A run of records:

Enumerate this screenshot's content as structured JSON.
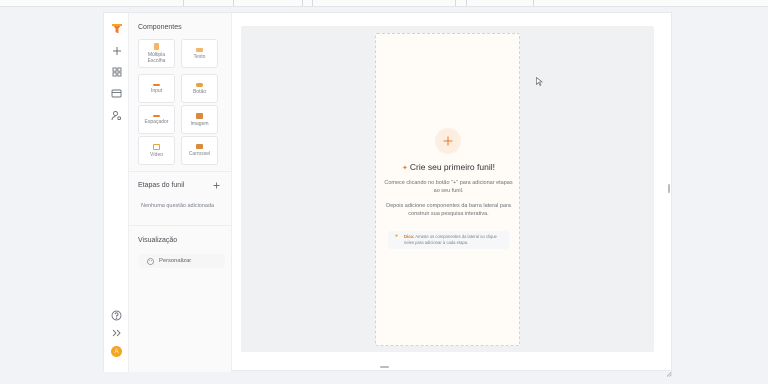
{
  "colors": {
    "accent": "#f07c2c",
    "avatar": "#f5a524"
  },
  "rail": {
    "icons": [
      "funnel-logo-icon",
      "plus-icon",
      "grid-icon",
      "card-icon",
      "user-settings-icon",
      "help-icon",
      "expand-icon"
    ],
    "avatar_letter": "A"
  },
  "sidebar": {
    "components_title": "Componentes",
    "components": [
      {
        "label": "Múltipla Escolha",
        "icon": "list-icon"
      },
      {
        "label": "Texto",
        "icon": "text-icon"
      },
      {
        "label": "Input",
        "icon": "input-icon"
      },
      {
        "label": "Botão",
        "icon": "button-icon"
      },
      {
        "label": "Espaçador",
        "icon": "spacer-icon"
      },
      {
        "label": "Imagem",
        "icon": "image-icon"
      },
      {
        "label": "Vídeo",
        "icon": "video-icon"
      },
      {
        "label": "Carrossel",
        "icon": "carousel-icon"
      }
    ],
    "steps_title": "Etapas do funil",
    "steps_empty": "Nenhuma questão adicionada",
    "visual_title": "Visualização",
    "customize_label": "Personalizar"
  },
  "editor": {
    "title": "Crie seu primeiro funil!",
    "line1": "Comece clicando no botão \"+\" para adicionar etapas ao seu funil.",
    "line2": "Depois adicione componentes da barra lateral para construir sua pesquisa interativa.",
    "tip_label": "Dica:",
    "tip_text": "Arraste os componentes da lateral ou clique neles para adicionar à cada etapa."
  }
}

- [Aim of the exercise]
Reproduce the listing word for word and omit its pictures.

- [Exercise response]
Enumerate this screenshot's content as structured JSON.
{
  "colors": {
    "accent": "#f07c2c",
    "avatar": "#f5a524"
  },
  "rail": {
    "icons": [
      "funnel-logo-icon",
      "plus-icon",
      "grid-icon",
      "card-icon",
      "user-settings-icon",
      "help-icon",
      "expand-icon"
    ],
    "avatar_letter": "A"
  },
  "sidebar": {
    "components_title": "Componentes",
    "components": [
      {
        "label": "Múltipla Escolha",
        "icon": "list-icon"
      },
      {
        "label": "Texto",
        "icon": "text-icon"
      },
      {
        "label": "Input",
        "icon": "input-icon"
      },
      {
        "label": "Botão",
        "icon": "button-icon"
      },
      {
        "label": "Espaçador",
        "icon": "spacer-icon"
      },
      {
        "label": "Imagem",
        "icon": "image-icon"
      },
      {
        "label": "Vídeo",
        "icon": "video-icon"
      },
      {
        "label": "Carrossel",
        "icon": "carousel-icon"
      }
    ],
    "steps_title": "Etapas do funil",
    "steps_empty": "Nenhuma questão adicionada",
    "visual_title": "Visualização",
    "customize_label": "Personalizar"
  },
  "editor": {
    "title": "Crie seu primeiro funil!",
    "line1": "Comece clicando no botão \"+\" para adicionar etapas ao seu funil.",
    "line2": "Depois adicione componentes da barra lateral para construir sua pesquisa interativa.",
    "tip_label": "Dica:",
    "tip_text": "Arraste os componentes da lateral ou clique neles para adicionar à cada etapa."
  }
}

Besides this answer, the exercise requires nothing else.